[Instructions for the task]:
Give the material again in full, matching it exactly.
**** Data entries
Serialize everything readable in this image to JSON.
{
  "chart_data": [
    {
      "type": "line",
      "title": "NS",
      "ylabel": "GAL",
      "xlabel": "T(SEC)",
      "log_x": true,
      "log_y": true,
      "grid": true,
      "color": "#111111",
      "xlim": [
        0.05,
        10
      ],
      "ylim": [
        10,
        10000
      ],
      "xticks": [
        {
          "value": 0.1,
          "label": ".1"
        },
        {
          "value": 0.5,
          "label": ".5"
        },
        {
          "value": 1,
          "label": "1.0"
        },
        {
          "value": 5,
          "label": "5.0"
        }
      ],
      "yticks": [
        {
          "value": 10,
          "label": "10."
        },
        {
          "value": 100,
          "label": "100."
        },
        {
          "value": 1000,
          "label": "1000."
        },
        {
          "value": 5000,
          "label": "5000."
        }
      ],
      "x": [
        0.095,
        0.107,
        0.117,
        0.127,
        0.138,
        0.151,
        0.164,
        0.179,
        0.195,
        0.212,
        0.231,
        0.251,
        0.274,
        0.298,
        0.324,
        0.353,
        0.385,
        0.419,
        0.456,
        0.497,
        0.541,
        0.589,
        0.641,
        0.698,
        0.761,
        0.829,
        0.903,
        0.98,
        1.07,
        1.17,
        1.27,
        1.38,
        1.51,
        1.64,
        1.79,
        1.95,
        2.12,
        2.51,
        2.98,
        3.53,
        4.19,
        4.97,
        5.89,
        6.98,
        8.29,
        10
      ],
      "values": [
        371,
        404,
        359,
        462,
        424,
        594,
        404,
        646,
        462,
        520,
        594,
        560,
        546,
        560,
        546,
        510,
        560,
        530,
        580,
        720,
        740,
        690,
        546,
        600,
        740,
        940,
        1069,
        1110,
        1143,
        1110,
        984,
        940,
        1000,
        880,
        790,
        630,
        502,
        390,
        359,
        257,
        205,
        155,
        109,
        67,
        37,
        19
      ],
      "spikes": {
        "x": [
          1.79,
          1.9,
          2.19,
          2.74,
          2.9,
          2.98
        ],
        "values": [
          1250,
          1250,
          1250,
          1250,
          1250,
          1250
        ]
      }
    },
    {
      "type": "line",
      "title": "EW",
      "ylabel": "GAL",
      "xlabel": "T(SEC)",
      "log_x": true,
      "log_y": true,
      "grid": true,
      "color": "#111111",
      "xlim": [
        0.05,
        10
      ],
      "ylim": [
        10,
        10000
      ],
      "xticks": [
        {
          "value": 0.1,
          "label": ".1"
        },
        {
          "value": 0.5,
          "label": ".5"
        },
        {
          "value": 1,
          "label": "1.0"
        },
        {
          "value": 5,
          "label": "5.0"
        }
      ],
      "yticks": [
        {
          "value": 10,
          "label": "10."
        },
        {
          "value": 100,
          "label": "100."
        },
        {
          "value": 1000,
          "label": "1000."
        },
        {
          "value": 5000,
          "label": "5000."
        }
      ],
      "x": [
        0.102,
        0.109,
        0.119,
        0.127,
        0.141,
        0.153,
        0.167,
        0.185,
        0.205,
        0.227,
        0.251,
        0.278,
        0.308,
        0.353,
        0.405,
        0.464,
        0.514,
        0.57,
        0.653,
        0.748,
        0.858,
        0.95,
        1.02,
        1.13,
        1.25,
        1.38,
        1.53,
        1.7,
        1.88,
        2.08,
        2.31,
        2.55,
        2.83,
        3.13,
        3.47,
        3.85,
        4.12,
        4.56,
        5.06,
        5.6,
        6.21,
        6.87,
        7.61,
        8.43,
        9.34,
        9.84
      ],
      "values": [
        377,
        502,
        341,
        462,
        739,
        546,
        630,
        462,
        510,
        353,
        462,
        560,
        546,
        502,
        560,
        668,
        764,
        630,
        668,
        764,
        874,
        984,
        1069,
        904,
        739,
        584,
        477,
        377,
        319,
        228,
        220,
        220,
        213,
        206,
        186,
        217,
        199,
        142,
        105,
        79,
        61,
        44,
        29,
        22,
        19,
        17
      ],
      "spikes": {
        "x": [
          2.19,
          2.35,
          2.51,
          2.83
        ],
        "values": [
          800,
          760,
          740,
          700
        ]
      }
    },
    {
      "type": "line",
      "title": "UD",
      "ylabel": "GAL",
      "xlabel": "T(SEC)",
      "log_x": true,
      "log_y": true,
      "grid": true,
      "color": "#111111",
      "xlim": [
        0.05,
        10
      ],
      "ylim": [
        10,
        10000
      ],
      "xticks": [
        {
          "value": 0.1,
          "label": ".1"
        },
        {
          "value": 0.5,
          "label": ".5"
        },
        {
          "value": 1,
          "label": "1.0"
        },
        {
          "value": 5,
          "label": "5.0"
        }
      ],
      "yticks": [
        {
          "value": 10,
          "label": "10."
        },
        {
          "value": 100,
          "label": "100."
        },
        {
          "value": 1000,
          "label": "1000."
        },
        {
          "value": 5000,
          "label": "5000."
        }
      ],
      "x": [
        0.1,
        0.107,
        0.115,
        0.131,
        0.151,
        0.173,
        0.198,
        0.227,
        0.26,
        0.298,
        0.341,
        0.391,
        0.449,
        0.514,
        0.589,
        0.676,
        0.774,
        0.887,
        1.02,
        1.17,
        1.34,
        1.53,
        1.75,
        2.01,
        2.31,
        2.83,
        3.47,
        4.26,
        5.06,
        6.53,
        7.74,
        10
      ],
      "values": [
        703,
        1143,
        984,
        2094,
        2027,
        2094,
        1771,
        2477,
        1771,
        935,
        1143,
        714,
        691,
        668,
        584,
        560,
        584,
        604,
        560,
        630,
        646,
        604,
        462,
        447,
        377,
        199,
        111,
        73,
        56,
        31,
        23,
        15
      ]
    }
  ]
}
********
[Answer in full]:
Serialize everything readable in this image to JSON.
{
  "chart_data": [
    {
      "type": "line",
      "title": "NS",
      "ylabel": "GAL",
      "xlabel": "T(SEC)",
      "log_x": true,
      "log_y": true,
      "grid": true,
      "color": "#111111",
      "xlim": [
        0.05,
        10
      ],
      "ylim": [
        10,
        10000
      ],
      "xticks": [
        {
          "value": 0.1,
          "label": ".1"
        },
        {
          "value": 0.5,
          "label": ".5"
        },
        {
          "value": 1,
          "label": "1.0"
        },
        {
          "value": 5,
          "label": "5.0"
        }
      ],
      "yticks": [
        {
          "value": 10,
          "label": "10."
        },
        {
          "value": 100,
          "label": "100."
        },
        {
          "value": 1000,
          "label": "1000."
        },
        {
          "value": 5000,
          "label": "5000."
        }
      ],
      "x": [
        0.095,
        0.107,
        0.117,
        0.127,
        0.138,
        0.151,
        0.164,
        0.179,
        0.195,
        0.212,
        0.231,
        0.251,
        0.274,
        0.298,
        0.324,
        0.353,
        0.385,
        0.419,
        0.456,
        0.497,
        0.541,
        0.589,
        0.641,
        0.698,
        0.761,
        0.829,
        0.903,
        0.98,
        1.07,
        1.17,
        1.27,
        1.38,
        1.51,
        1.64,
        1.79,
        1.95,
        2.12,
        2.51,
        2.98,
        3.53,
        4.19,
        4.97,
        5.89,
        6.98,
        8.29,
        10
      ],
      "values": [
        371,
        404,
        359,
        462,
        424,
        594,
        404,
        646,
        462,
        520,
        594,
        560,
        546,
        560,
        546,
        510,
        560,
        530,
        580,
        720,
        740,
        690,
        546,
        600,
        740,
        940,
        1069,
        1110,
        1143,
        1110,
        984,
        940,
        1000,
        880,
        790,
        630,
        502,
        390,
        359,
        257,
        205,
        155,
        109,
        67,
        37,
        19
      ],
      "spikes": {
        "x": [
          1.79,
          1.9,
          2.19,
          2.74,
          2.9,
          2.98
        ],
        "values": [
          1250,
          1250,
          1250,
          1250,
          1250,
          1250
        ]
      }
    },
    {
      "type": "line",
      "title": "EW",
      "ylabel": "GAL",
      "xlabel": "T(SEC)",
      "log_x": true,
      "log_y": true,
      "grid": true,
      "color": "#111111",
      "xlim": [
        0.05,
        10
      ],
      "ylim": [
        10,
        10000
      ],
      "xticks": [
        {
          "value": 0.1,
          "label": ".1"
        },
        {
          "value": 0.5,
          "label": ".5"
        },
        {
          "value": 1,
          "label": "1.0"
        },
        {
          "value": 5,
          "label": "5.0"
        }
      ],
      "yticks": [
        {
          "value": 10,
          "label": "10."
        },
        {
          "value": 100,
          "label": "100."
        },
        {
          "value": 1000,
          "label": "1000."
        },
        {
          "value": 5000,
          "label": "5000."
        }
      ],
      "x": [
        0.102,
        0.109,
        0.119,
        0.127,
        0.141,
        0.153,
        0.167,
        0.185,
        0.205,
        0.227,
        0.251,
        0.278,
        0.308,
        0.353,
        0.405,
        0.464,
        0.514,
        0.57,
        0.653,
        0.748,
        0.858,
        0.95,
        1.02,
        1.13,
        1.25,
        1.38,
        1.53,
        1.7,
        1.88,
        2.08,
        2.31,
        2.55,
        2.83,
        3.13,
        3.47,
        3.85,
        4.12,
        4.56,
        5.06,
        5.6,
        6.21,
        6.87,
        7.61,
        8.43,
        9.34,
        9.84
      ],
      "values": [
        377,
        502,
        341,
        462,
        739,
        546,
        630,
        462,
        510,
        353,
        462,
        560,
        546,
        502,
        560,
        668,
        764,
        630,
        668,
        764,
        874,
        984,
        1069,
        904,
        739,
        584,
        477,
        377,
        319,
        228,
        220,
        220,
        213,
        206,
        186,
        217,
        199,
        142,
        105,
        79,
        61,
        44,
        29,
        22,
        19,
        17
      ],
      "spikes": {
        "x": [
          2.19,
          2.35,
          2.51,
          2.83
        ],
        "values": [
          800,
          760,
          740,
          700
        ]
      }
    },
    {
      "type": "line",
      "title": "UD",
      "ylabel": "GAL",
      "xlabel": "T(SEC)",
      "log_x": true,
      "log_y": true,
      "grid": true,
      "color": "#111111",
      "xlim": [
        0.05,
        10
      ],
      "ylim": [
        10,
        10000
      ],
      "xticks": [
        {
          "value": 0.1,
          "label": ".1"
        },
        {
          "value": 0.5,
          "label": ".5"
        },
        {
          "value": 1,
          "label": "1.0"
        },
        {
          "value": 5,
          "label": "5.0"
        }
      ],
      "yticks": [
        {
          "value": 10,
          "label": "10."
        },
        {
          "value": 100,
          "label": "100."
        },
        {
          "value": 1000,
          "label": "1000."
        },
        {
          "value": 5000,
          "label": "5000."
        }
      ],
      "x": [
        0.1,
        0.107,
        0.115,
        0.131,
        0.151,
        0.173,
        0.198,
        0.227,
        0.26,
        0.298,
        0.341,
        0.391,
        0.449,
        0.514,
        0.589,
        0.676,
        0.774,
        0.887,
        1.02,
        1.17,
        1.34,
        1.53,
        1.75,
        2.01,
        2.31,
        2.83,
        3.47,
        4.26,
        5.06,
        6.53,
        7.74,
        10
      ],
      "values": [
        703,
        1143,
        984,
        2094,
        2027,
        2094,
        1771,
        2477,
        1771,
        935,
        1143,
        714,
        691,
        668,
        584,
        560,
        584,
        604,
        560,
        630,
        646,
        604,
        462,
        447,
        377,
        199,
        111,
        73,
        56,
        31,
        23,
        15
      ]
    }
  ]
}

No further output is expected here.